As for Bullard's contention that the State failed to alert the defense prior to trial that evidence of sex in the park would be introduced, the trial court noted that advocates do not always know what their witnesses are going to say during live testimony. From our vantage point, we cannot second-guess the trial judge's determination that the State was surprised by the sex-in-the-park testimony. Rule 404(b)(2)(A) states that upon a criminal defendant's request, if the prosecutor intends to introduce 404(b) crimes, wrongs, or other acts for other purposes, the prosecutor must provide reasonable notice of a general nature. Such notice should occur before trial, or for good cause, during trial. Ind. Evidence Rule 404(b)(2)(B). We caution the State to avoid such surprises in the future.

[¶11] Relevant evidence is any evidence that "has any tendency to make a fact more or less probable than it would be without the evidence" and "the fact is of consequence in determining the action." Ind. Evidence Rule 401. Relevant evidence is generally admissible unless the rules or other laws provide otherwise. Ind. Evidence Rule 402. Indiana Evidence Rule 404(b)(1) provides, "Evidence of a crime, wrong, or other act is not admissible to prove a person's character in order to show that on a particular occasion the person acted in accordance with the character." This restriction prevents the jury from making the forbidden inference that a criminal defendant's other wrongful conduct suggests present guilt. Fairbanks v. State, 119 N.E.3d 564, 568 (Ind. 2019), cert. denied. However, evidence of uncharged misconduct may be admissible for other purposes, such as proof of "motive, opportunity, intent, preparation, plan, knowledge, identity, absence of mistake, or lack of accident." Ind. Evidence Rule 404(b)(2). Evidence that would otherwise be excluded by Evidence Rule 404(b) is admissible if the court determines that: (1) the evidence is relevant to a matter at issue other than the defendant's propensity to commit the charged act; (2) there is sufficient proof that the defendant in fact committed the act; and (3) the probative value of the evidence is not substantially outweighed by the danger of unfair prejudice. Camm v. State, 908 N.E.2d 215, 223 (Ind. 2009); see also Evidence Rule 403.

[¶12] The charging instrument alleged that Bullard committed invasion of privacy "on or about July 2020." Appellant's App. Vol. 2 at 28. The State introduced evidence that after the protective order was issued, Bullard and S.B. had in- person contact on three separate occasions plus several electronic communications. The fact that Bullard had any contact with S.B. once the protective order was in effect was relevant and highly probative as to whether Bullard committed invasion of privacy. The jury heard that during one of several post-protective order contacts, Bullard had sex with S.B. While the sexual activity might have explained a possible motive for violating the protective order, the admission of the evidence did not unfairly prejudice Bullard as to the invasion of privacy count. We cannot say that the trial court abused its discretion by admitting the sex-in-the-park evidence as it relates to the misdemeanor invasion of privacy.

[GOAL OF THE EXERCISE]
Translate this sentence from the court opinion into Spanish: "We caution the State to avoid such surprises in the future." The listing that comes next is separate material and has no link to the court opinion.

[DATA SHOWN]
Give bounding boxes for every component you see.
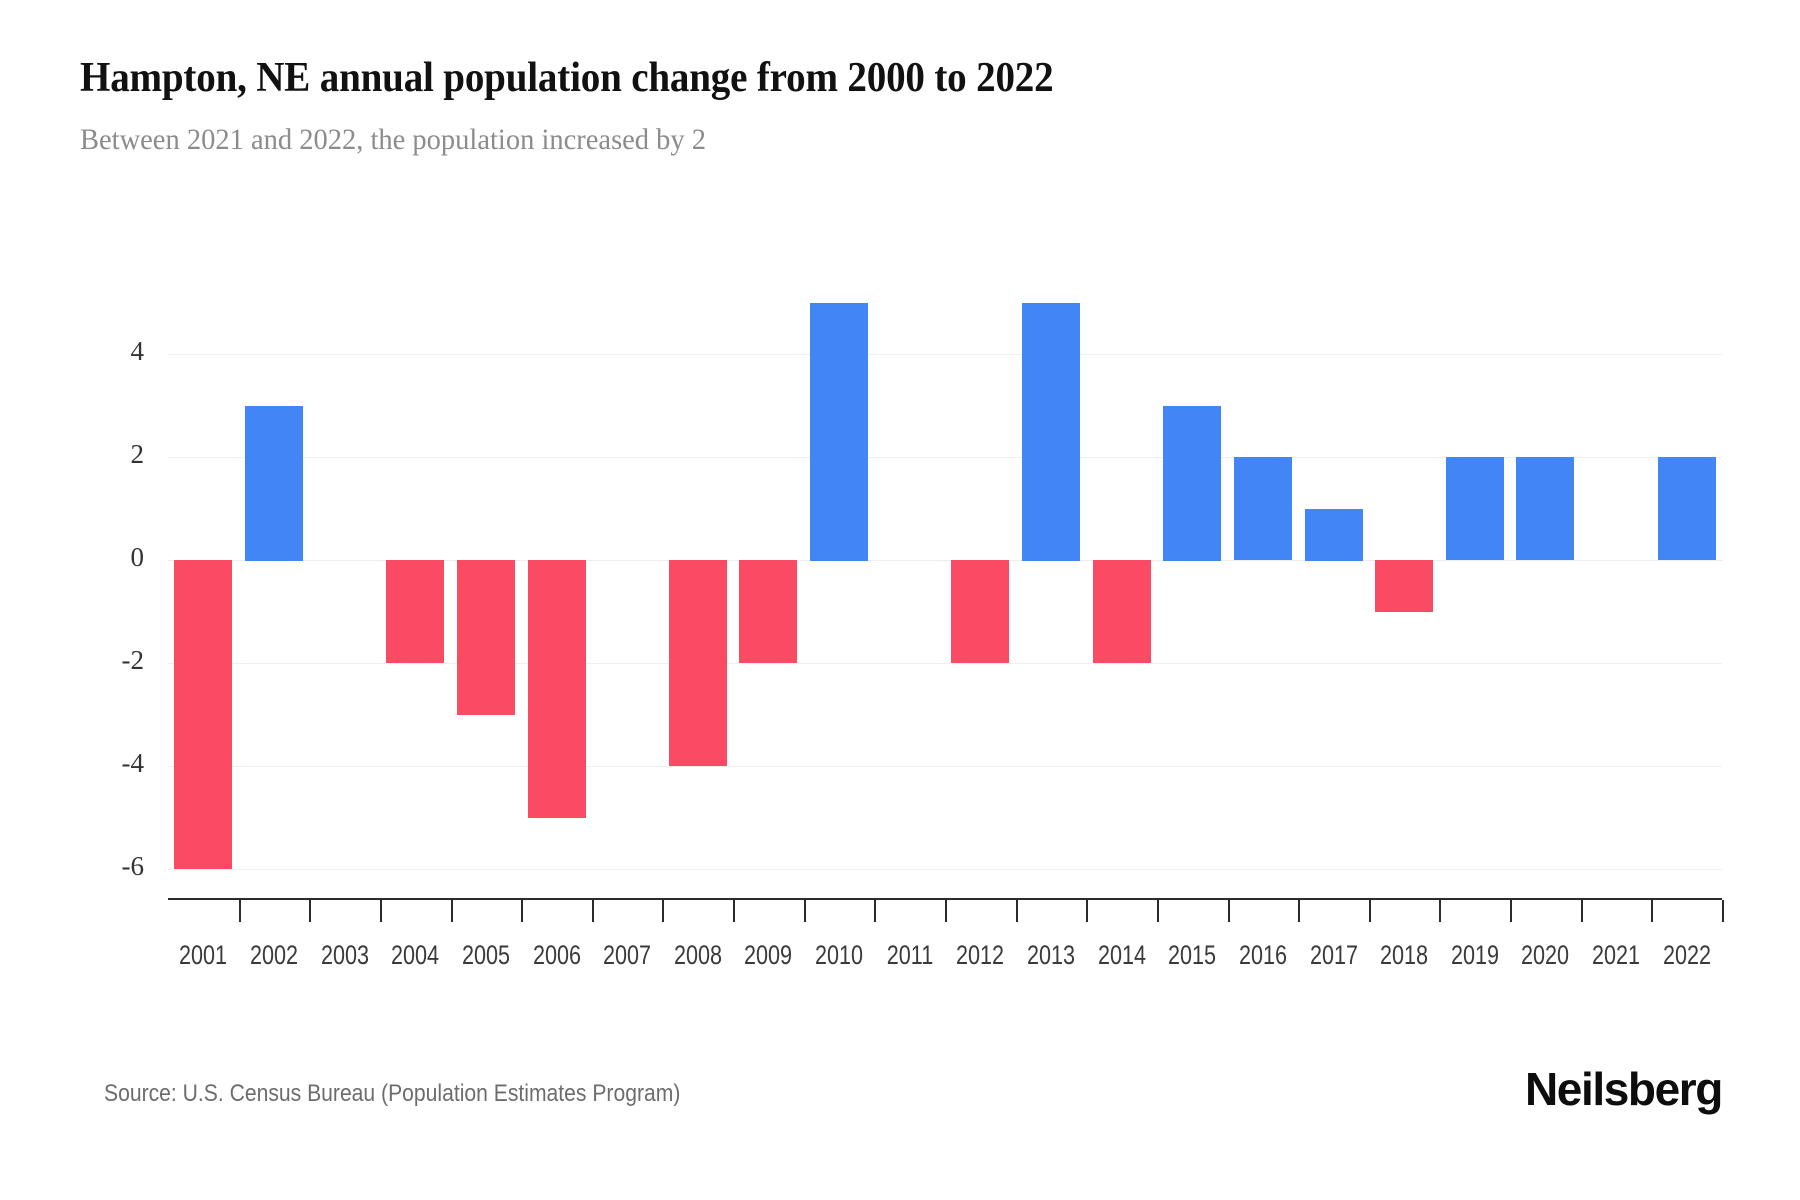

[SOLUTION TO THIS PROBLEM]
Advertimos al Estado que evite este tipo de sorpresas en el futuro.